Job —
Please copy every line of the records below that holds the word "装修单位".

***** Recorded data *****

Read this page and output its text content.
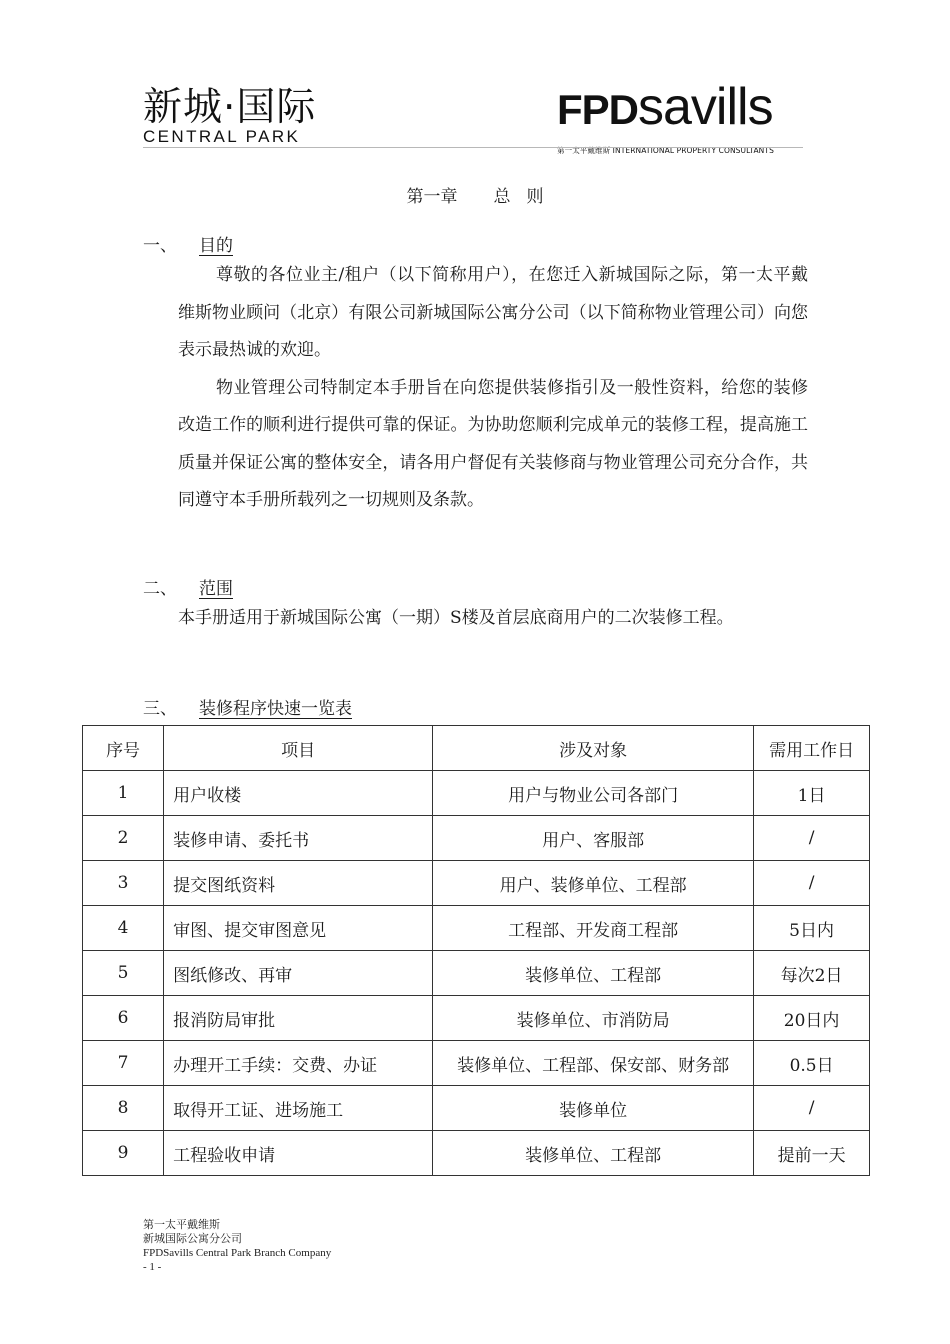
新城·国际
CENTRAL PARK
FPDsavills
第一太平戴维斯 INTERNATIONAL PROPERTY CONSULTANTS
第一章 总 则
一、 目的

尊敬的各位业主/租户（以下简称用户），在您迁入新城国际之际，第一太平戴维斯物业顾问（北京）有限公司新城国际公寓分公司（以下简称物业管理公司）向您表示最热诚的欢迎。

物业管理公司特制定本手册旨在向您提供装修指引及一般性资料，给您的装修改造工作的顺利进行提供可靠的保证。为协助您顺利完成单元的装修工程，提高施工质量并保证公寓的整体安全，请各用户督促有关装修商与物业管理公司充分合作，共同遵守本手册所载列之一切规则及条款。

二、 范围

本手册适用于新城国际公寓（一期）S楼及首层底商用户的二次装修工程。

三、 装修程序快速一览表
序号	项目	涉及对象	需用工作日
1	用户收楼	用户与物业公司各部门	1日
2	装修申请、委托书	用户、客服部	/
3	提交图纸资料	用户、装修单位、工程部	/
4	审图、提交审图意见	工程部、开发商工程部	5日内
5	图纸修改、再审	装修单位、工程部	每次2日
6	报消防局审批	装修单位、市消防局	20日内
7	办理开工手续：交费、办证	装修单位、工程部、保安部、财务部	0.5日
8	取得开工证、进场施工	装修单位	/
9	工程验收申请	装修单位、工程部	提前一天
第一太平戴维斯
新城国际公寓分公司
FPDSavills Central Park Branch Company
- 1 -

*****

Response for this exercise —
3	提交图纸资料	用户、装修单位、工程部	/
5	图纸修改、再审	装修单位、工程部	每次2日
6	报消防局审批	装修单位、市消防局	20日内
7	办理开工手续：交费、办证	装修单位、工程部、保安部、财务部	0.5日
8	取得开工证、进场施工	装修单位	/
9	工程验收申请	装修单位、工程部	提前一天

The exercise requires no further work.